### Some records
-------------------------

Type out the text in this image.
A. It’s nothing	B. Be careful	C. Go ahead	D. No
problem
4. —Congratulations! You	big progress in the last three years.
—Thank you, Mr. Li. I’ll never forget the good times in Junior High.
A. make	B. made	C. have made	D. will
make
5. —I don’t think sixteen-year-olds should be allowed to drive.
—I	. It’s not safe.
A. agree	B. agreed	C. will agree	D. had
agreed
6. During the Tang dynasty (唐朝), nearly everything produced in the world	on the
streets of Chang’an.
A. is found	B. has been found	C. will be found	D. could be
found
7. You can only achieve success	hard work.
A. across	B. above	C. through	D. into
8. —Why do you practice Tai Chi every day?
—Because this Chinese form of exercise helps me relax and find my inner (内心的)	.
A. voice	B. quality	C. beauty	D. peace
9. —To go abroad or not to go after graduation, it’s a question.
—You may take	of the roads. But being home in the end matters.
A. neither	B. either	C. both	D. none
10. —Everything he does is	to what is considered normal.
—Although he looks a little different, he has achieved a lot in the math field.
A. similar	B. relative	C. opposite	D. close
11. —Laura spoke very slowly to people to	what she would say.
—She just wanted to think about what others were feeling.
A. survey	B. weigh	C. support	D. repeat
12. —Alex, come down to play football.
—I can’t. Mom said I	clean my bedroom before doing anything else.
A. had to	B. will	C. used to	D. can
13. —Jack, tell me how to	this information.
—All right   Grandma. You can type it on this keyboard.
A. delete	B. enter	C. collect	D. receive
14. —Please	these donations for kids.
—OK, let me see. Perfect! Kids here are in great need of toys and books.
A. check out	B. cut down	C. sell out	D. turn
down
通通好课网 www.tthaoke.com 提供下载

-------------------------

### What you will do
Set all of the records down again, exactly as they stand.

### Completed task
Type out the text in this image.
A. It’s nothing	B. Be careful	C. Go ahead	D. No
problem
4. —Congratulations! You	big progress in the last three years.
—Thank you, Mr. Li. I’ll never forget the good times in Junior High.
A. make	B. made	C. have made	D. will
make
5. —I don’t think sixteen-year-olds should be allowed to drive.
—I	. It’s not safe.
A. agree	B. agreed	C. will agree	D. had
agreed
6. During the Tang dynasty (唐朝), nearly everything produced in the world	on the
streets of Chang’an.
A. is found	B. has been found	C. will be found	D. could be
found
7. You can only achieve success	hard work.
A. across	B. above	C. through	D. into
8. —Why do you practice Tai Chi every day?
—Because this Chinese form of exercise helps me relax and find my inner (内心的)	.
A. voice	B. quality	C. beauty	D. peace
9. —To go abroad or not to go after graduation, it’s a question.
—You may take	of the roads. But being home in the end matters.
A. neither	B. either	C. both	D. none
10. —Everything he does is	to what is considered normal.
—Although he looks a little different, he has achieved a lot in the math field.
A. similar	B. relative	C. opposite	D. close
11. —Laura spoke very slowly to people to	what she would say.
—She just wanted to think about what others were feeling.
A. survey	B. weigh	C. support	D. repeat
12. —Alex, come down to play football.
—I can’t. Mom said I	clean my bedroom before doing anything else.
A. had to	B. will	C. used to	D. can
13. —Jack, tell me how to	this information.
—All right   Grandma. You can type it on this keyboard.
A. delete	B. enter	C. collect	D. receive
14. —Please	these donations for kids.
—OK, let me see. Perfect! Kids here are in great need of toys and books.
A. check out	B. cut down	C. sell out	D. turn
down
通通好课网 www.tthaoke.com 提供下载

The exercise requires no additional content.